### WHAT IS BEING ASKED
Skip the pictures. Repeat everything else in the records word for word.

═══ PROVIDED DATA

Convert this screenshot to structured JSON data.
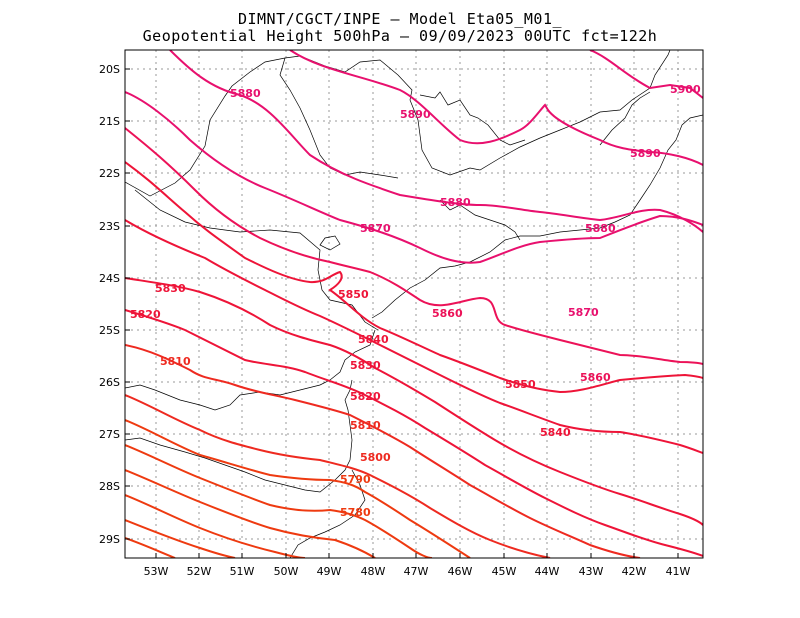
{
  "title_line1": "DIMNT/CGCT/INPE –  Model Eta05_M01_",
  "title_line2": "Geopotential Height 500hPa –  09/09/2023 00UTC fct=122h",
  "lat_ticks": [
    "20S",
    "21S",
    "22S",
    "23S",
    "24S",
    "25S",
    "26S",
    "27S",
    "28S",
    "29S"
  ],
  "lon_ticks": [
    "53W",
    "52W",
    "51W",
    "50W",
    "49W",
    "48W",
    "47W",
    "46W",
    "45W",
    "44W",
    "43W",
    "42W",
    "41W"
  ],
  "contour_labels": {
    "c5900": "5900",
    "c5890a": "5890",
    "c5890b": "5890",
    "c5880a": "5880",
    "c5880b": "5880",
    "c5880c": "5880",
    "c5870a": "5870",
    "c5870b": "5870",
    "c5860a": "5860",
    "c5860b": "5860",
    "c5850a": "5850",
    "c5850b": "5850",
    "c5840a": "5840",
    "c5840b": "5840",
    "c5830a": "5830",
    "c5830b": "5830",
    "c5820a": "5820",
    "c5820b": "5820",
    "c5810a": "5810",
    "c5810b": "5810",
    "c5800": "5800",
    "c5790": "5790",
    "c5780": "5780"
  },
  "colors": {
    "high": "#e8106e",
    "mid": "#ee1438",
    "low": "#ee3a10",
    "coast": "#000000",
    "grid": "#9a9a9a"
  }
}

══════

### RESULT OF THE EXERCISE
Convert this screenshot to structured JSON data.
{
  "title_line1": "DIMNT/CGCT/INPE –  Model Eta05_M01_",
  "title_line2": "Geopotential Height 500hPa –  09/09/2023 00UTC fct=122h",
  "lat_ticks": [
    "20S",
    "21S",
    "22S",
    "23S",
    "24S",
    "25S",
    "26S",
    "27S",
    "28S",
    "29S"
  ],
  "lon_ticks": [
    "53W",
    "52W",
    "51W",
    "50W",
    "49W",
    "48W",
    "47W",
    "46W",
    "45W",
    "44W",
    "43W",
    "42W",
    "41W"
  ],
  "contour_labels": {
    "c5900": "5900",
    "c5890a": "5890",
    "c5890b": "5890",
    "c5880a": "5880",
    "c5880b": "5880",
    "c5880c": "5880",
    "c5870a": "5870",
    "c5870b": "5870",
    "c5860a": "5860",
    "c5860b": "5860",
    "c5850a": "5850",
    "c5850b": "5850",
    "c5840a": "5840",
    "c5840b": "5840",
    "c5830a": "5830",
    "c5830b": "5830",
    "c5820a": "5820",
    "c5820b": "5820",
    "c5810a": "5810",
    "c5810b": "5810",
    "c5800": "5800",
    "c5790": "5790",
    "c5780": "5780"
  },
  "colors": {
    "high": "#e8106e",
    "mid": "#ee1438",
    "low": "#ee3a10",
    "coast": "#000000",
    "grid": "#9a9a9a"
  }
}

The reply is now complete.